• [INPUT RECORDS]
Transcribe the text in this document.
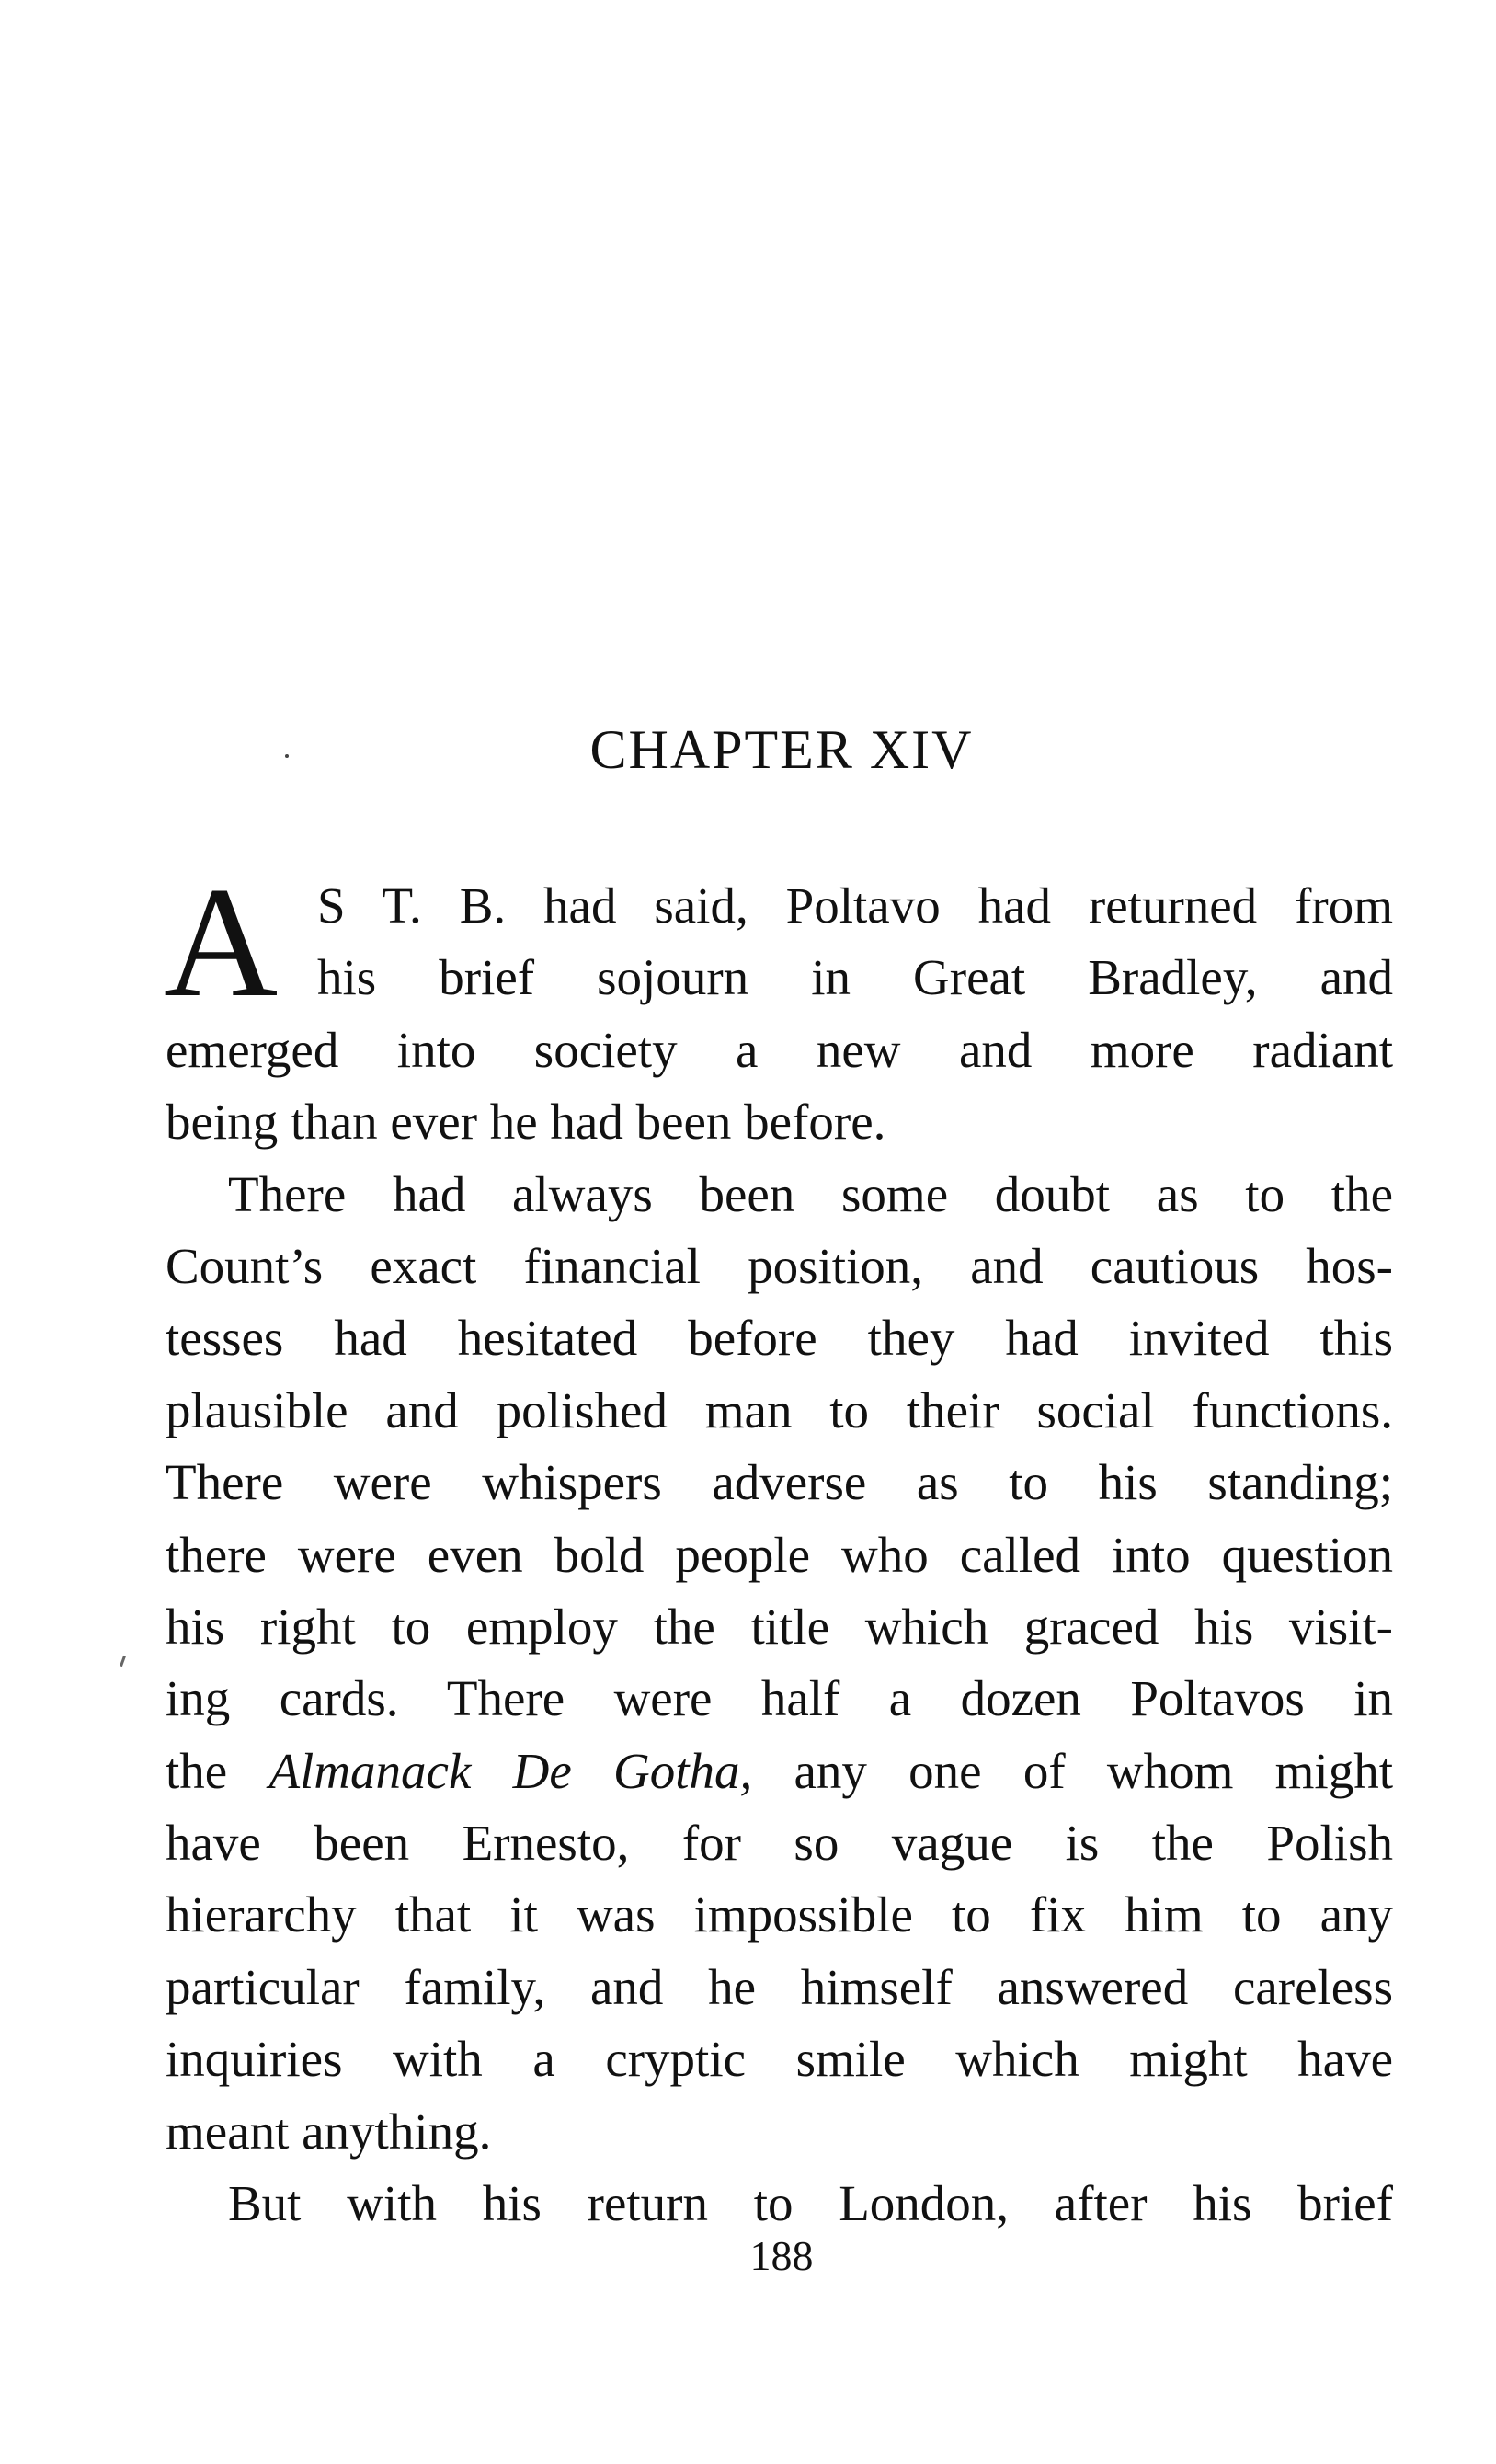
CHAPTER XIV
A S T. B. had said, Poltavo had returned from
his brief sojourn in Great Bradley, and
emerged into society a new and more radiant
being than ever he had been before.
There had always been some doubt as to the
Count’s exact financial position, and cautious hos-
tesses had hesitated before they had invited this
plausible and polished man to their social functions.
There were whispers adverse as to his standing;
there were even bold people who called into question
his right to employ the title which graced his visit-
ing cards. There were half a dozen Poltavos in
the Almanack De Gotha, any one of whom might
have been Ernesto, for so vague is the Polish
hierarchy that it was impossible to fix him to any
particular family, and he himself answered careless
inquiries with a cryptic smile which might have
meant anything.
But with his return to London, after his brief
188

• [WHAT THE EXERCISE ASKS] Transcribe all of the material exactly, leaving out whatever pictures it contains.

• [EXPECTED ANSWER]
Transcribe the text in this document.
CHAPTER XIV
A S T. B. had said, Poltavo had returned from
his brief sojourn in Great Bradley, and
emerged into society a new and more radiant
being than ever he had been before.
There had always been some doubt as to the
Count’s exact financial position, and cautious hos-
tesses had hesitated before they had invited this
plausible and polished man to their social functions.
There were whispers adverse as to his standing;
there were even bold people who called into question
his right to employ the title which graced his visit-
ing cards. There were half a dozen Poltavos in
the Almanack De Gotha, any one of whom might
have been Ernesto, for so vague is the Polish
hierarchy that it was impossible to fix him to any
particular family, and he himself answered careless
inquiries with a cryptic smile which might have
meant anything.
But with his return to London, after his brief
188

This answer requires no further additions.